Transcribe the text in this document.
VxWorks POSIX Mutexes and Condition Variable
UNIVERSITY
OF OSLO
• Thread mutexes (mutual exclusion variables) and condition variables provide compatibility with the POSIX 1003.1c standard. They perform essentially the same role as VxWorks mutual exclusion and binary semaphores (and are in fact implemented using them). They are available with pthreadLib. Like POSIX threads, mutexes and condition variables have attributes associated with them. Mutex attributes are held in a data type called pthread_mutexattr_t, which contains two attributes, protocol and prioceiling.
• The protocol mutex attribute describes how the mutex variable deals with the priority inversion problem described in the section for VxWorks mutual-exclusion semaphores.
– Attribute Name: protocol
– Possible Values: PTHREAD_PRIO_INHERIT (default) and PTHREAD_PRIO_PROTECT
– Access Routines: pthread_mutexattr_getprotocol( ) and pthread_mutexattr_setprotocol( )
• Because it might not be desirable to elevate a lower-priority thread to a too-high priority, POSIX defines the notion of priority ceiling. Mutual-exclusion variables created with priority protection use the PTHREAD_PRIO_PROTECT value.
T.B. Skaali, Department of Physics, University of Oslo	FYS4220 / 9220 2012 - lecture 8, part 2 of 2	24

####

Find the word "priority" and list each line it appears in.

• The protocol mutex attribute describes how the mutex variable deals with the priority inversion problem described in the section for VxWorks mutual-exclusion semaphores.
• Because it might not be desirable to elevate a lower-priority thread to a too-high priority, POSIX defines the notion of priority ceiling. Mutual-exclusion variables created with priority protection use the PTHREAD_PRIO_PROTECT value.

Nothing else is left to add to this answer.